*GOAL OF THE EXERCISE*. Report how many lines contain "zaměstnavatele", with no other words.

*INFORMATION SUPPLIED*.
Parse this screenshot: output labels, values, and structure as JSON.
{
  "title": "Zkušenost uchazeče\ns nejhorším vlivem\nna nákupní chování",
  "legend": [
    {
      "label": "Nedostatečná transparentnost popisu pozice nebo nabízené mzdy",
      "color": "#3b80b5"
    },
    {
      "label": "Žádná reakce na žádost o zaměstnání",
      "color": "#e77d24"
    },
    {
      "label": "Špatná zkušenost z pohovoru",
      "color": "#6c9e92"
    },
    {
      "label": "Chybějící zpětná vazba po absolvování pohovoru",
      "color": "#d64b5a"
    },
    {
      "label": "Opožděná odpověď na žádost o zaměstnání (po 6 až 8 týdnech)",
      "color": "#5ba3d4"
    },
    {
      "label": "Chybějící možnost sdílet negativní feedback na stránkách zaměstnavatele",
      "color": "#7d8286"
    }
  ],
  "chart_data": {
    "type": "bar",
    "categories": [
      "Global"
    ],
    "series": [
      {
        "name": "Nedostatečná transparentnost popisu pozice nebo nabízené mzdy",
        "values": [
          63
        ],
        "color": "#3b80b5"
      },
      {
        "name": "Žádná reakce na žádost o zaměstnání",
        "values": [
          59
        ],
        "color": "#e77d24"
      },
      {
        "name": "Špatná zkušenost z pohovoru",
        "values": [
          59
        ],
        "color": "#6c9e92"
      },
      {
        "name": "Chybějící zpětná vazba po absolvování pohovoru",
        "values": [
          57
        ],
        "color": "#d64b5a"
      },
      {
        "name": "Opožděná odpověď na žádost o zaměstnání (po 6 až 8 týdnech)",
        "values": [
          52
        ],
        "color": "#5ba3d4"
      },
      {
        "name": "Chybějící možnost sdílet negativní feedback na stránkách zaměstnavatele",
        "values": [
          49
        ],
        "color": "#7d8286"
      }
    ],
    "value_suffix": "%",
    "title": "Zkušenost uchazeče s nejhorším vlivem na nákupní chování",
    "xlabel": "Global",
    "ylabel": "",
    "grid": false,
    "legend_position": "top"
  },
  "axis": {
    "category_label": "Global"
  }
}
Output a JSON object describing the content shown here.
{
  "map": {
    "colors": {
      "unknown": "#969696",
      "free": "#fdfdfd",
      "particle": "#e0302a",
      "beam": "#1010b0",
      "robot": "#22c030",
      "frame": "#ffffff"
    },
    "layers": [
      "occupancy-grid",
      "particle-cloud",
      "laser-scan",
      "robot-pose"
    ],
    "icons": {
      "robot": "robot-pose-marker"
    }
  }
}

*SOLUTION TO THE EXERCISE*. 2